**WORK TO BE COMPLETED**
Using the data below, copy every line that contains the word "Output".

—————

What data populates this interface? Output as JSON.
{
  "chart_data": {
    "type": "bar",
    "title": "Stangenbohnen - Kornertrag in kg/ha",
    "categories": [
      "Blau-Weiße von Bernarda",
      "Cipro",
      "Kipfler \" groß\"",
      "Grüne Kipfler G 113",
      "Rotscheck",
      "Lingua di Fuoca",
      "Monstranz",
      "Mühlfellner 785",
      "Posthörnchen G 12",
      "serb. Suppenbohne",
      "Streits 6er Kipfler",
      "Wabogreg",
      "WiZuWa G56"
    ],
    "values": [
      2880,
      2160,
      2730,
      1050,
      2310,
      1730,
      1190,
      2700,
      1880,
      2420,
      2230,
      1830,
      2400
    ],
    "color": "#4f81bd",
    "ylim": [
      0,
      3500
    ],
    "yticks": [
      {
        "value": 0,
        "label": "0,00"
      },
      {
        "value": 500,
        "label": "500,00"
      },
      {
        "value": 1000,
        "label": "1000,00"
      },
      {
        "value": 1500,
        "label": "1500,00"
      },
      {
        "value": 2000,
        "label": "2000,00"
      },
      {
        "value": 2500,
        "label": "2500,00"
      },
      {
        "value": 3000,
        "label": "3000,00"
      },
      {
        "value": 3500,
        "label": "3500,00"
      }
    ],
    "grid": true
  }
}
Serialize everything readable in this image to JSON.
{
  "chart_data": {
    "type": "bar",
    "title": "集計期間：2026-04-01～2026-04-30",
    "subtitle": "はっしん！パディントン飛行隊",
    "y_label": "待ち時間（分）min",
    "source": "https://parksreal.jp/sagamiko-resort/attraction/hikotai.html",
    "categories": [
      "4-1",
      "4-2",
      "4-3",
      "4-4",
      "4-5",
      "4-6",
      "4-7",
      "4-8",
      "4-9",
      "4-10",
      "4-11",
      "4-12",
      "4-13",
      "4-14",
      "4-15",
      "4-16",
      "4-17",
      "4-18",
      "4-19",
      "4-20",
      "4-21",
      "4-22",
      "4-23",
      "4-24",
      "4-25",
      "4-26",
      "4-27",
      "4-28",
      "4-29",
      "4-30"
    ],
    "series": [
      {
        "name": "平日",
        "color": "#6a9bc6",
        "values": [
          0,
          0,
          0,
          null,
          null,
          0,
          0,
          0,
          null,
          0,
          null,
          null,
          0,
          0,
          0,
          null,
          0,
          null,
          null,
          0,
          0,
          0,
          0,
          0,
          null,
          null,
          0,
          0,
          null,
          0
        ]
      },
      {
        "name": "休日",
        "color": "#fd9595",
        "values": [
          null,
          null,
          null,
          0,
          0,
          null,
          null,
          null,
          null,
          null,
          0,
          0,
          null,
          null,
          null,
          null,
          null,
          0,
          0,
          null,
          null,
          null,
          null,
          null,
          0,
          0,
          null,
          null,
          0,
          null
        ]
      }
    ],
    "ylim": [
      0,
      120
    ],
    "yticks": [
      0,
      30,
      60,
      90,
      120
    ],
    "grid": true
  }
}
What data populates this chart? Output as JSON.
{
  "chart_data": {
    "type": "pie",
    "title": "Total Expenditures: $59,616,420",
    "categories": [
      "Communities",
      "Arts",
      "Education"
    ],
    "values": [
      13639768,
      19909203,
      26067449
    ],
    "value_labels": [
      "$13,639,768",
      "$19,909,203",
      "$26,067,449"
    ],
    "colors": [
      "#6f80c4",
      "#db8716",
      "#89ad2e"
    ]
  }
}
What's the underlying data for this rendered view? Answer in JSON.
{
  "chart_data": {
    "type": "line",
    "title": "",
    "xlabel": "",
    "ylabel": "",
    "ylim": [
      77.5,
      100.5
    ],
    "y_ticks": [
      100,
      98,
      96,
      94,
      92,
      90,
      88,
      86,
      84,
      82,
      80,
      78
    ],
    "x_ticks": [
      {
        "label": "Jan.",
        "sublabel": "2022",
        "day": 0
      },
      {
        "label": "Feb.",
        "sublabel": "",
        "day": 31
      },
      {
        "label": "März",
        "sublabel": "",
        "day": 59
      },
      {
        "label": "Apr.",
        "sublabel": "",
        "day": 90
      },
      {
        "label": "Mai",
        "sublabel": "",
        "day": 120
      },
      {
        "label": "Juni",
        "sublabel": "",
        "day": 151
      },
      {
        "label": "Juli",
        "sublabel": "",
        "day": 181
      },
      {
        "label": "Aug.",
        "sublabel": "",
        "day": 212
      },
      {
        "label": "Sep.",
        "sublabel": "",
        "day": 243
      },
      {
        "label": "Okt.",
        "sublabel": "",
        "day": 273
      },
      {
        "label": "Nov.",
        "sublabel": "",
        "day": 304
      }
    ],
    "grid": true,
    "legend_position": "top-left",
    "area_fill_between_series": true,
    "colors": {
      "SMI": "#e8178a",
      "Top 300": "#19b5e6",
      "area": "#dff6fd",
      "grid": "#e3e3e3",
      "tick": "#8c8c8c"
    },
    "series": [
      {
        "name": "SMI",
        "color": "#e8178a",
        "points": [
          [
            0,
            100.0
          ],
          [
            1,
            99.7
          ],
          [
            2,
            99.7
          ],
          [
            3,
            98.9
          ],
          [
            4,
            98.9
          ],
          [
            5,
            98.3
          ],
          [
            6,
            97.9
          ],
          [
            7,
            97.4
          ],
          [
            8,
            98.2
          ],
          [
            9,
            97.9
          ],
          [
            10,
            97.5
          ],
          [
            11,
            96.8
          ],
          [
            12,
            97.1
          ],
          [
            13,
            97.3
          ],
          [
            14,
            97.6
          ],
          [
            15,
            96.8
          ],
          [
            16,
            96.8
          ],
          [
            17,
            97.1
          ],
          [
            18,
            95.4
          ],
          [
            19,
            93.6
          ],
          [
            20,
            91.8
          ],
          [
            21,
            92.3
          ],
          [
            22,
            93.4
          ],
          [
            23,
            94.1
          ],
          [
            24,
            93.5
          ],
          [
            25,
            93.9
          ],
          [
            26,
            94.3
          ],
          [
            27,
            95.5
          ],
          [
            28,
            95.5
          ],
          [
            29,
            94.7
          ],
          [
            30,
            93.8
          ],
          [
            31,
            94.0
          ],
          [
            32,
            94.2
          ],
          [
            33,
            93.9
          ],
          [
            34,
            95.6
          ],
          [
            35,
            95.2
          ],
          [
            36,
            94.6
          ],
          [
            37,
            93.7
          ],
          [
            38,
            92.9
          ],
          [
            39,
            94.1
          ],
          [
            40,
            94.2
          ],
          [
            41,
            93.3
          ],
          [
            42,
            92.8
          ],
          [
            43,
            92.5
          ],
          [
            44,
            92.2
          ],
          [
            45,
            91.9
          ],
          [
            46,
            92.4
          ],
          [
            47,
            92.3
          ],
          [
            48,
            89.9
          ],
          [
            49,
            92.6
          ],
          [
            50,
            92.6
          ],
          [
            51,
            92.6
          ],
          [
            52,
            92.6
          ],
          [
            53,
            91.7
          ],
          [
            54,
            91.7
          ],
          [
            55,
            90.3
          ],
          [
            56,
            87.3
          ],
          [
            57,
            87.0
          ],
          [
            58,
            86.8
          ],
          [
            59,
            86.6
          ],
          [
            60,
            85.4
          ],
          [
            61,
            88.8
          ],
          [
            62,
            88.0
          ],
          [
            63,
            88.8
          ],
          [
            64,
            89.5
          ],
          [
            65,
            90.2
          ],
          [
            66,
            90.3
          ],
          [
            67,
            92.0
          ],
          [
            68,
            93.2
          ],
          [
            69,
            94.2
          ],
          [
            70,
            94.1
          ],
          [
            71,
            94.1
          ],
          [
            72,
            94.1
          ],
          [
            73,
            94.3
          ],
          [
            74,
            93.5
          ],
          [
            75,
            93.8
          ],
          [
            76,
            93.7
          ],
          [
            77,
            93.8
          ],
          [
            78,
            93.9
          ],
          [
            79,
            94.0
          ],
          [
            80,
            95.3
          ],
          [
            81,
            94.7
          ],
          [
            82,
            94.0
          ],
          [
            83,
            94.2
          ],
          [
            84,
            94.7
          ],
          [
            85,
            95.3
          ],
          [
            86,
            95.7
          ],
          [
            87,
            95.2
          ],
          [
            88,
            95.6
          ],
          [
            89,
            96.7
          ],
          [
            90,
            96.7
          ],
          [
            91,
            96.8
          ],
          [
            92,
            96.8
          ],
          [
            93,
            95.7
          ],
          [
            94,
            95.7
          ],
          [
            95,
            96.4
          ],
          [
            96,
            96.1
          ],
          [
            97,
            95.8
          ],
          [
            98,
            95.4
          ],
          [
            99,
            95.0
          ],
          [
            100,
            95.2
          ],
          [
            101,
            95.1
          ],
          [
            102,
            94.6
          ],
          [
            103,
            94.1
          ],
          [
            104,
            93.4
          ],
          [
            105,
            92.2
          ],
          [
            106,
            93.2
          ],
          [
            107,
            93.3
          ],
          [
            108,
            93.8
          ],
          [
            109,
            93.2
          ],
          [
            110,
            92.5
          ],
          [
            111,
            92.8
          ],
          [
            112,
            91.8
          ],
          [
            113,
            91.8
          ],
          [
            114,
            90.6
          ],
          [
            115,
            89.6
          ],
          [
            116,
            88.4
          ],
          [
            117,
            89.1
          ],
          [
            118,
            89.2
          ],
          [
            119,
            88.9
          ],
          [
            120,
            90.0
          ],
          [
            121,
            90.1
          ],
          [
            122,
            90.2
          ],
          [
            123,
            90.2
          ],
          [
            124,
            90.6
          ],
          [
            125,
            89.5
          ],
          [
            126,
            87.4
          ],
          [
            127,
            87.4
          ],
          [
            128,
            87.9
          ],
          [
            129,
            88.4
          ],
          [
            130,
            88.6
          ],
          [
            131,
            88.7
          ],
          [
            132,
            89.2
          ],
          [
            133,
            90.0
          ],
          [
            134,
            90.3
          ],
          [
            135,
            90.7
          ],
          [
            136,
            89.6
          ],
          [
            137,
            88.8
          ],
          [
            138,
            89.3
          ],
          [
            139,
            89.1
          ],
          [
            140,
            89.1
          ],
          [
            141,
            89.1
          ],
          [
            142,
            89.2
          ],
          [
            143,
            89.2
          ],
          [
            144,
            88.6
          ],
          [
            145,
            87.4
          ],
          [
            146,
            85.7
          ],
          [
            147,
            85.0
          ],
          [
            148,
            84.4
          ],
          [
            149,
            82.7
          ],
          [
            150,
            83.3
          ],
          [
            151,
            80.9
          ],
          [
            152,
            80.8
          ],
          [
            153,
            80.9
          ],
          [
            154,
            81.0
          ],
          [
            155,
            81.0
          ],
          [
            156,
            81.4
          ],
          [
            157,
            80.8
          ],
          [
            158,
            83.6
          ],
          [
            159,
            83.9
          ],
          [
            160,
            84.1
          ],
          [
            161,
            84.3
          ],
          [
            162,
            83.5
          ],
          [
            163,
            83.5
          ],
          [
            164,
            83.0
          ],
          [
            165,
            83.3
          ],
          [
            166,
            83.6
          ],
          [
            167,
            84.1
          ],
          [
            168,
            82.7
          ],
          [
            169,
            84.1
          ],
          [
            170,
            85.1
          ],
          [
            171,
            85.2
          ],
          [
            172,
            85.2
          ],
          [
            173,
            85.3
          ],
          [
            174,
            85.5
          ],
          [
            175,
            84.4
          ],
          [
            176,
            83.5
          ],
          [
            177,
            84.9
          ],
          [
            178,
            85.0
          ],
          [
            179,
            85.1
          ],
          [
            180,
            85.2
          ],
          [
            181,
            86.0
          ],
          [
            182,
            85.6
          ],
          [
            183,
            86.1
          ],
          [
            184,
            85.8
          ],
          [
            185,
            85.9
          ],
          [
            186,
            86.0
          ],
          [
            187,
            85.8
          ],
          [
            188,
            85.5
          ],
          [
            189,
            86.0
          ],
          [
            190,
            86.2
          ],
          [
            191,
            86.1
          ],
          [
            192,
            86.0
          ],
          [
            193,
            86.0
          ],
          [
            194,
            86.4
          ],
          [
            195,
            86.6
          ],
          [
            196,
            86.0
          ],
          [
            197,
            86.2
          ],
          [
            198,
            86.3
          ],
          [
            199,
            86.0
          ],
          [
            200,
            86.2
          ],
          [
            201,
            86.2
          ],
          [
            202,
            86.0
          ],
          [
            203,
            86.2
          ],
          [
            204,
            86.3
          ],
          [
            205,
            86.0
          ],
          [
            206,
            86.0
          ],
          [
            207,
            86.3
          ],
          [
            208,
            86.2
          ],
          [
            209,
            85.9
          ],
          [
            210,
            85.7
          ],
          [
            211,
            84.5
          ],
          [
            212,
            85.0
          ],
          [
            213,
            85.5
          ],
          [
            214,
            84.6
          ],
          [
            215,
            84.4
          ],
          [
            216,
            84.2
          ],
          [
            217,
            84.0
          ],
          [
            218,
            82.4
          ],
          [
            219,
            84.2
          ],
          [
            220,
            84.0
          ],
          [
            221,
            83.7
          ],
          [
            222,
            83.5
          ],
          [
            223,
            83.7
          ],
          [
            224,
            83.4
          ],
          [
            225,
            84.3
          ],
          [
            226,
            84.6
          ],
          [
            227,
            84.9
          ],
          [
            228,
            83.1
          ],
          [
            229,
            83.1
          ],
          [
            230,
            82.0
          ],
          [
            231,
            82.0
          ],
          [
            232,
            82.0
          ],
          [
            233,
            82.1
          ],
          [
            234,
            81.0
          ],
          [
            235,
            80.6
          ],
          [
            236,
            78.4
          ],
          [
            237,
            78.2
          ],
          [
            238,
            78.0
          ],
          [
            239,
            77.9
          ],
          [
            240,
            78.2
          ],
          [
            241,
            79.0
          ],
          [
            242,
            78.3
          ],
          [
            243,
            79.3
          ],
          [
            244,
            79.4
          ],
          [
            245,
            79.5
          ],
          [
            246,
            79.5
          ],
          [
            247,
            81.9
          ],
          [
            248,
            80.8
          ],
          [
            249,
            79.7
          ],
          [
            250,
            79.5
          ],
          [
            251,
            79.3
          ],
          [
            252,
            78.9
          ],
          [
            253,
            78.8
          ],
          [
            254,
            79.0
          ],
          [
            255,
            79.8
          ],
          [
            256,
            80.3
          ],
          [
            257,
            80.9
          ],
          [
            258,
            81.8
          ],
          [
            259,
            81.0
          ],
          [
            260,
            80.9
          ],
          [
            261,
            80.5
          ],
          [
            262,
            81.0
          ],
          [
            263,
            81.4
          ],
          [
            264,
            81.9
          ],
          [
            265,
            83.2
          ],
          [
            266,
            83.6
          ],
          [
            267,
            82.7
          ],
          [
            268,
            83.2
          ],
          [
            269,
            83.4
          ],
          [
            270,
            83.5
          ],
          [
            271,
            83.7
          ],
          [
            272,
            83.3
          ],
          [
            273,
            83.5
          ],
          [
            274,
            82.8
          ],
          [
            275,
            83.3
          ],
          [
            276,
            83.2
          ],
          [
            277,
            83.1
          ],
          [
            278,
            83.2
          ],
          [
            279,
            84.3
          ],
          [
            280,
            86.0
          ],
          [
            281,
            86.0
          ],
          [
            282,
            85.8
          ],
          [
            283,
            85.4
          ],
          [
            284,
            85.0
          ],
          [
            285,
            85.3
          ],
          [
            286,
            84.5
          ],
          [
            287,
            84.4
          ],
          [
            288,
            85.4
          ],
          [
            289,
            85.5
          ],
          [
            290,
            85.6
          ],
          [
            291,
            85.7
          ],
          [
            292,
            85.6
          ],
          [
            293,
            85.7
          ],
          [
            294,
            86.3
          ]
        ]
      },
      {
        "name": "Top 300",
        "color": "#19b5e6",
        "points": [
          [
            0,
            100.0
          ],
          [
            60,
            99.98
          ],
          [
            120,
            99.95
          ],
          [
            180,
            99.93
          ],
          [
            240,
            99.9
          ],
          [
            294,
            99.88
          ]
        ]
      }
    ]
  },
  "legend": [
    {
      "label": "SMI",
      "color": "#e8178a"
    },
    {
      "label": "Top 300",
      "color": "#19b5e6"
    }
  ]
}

—————

**WRITTEN REPLY**
What data populates this interface? Output as JSON.
What data populates this chart? Output as JSON.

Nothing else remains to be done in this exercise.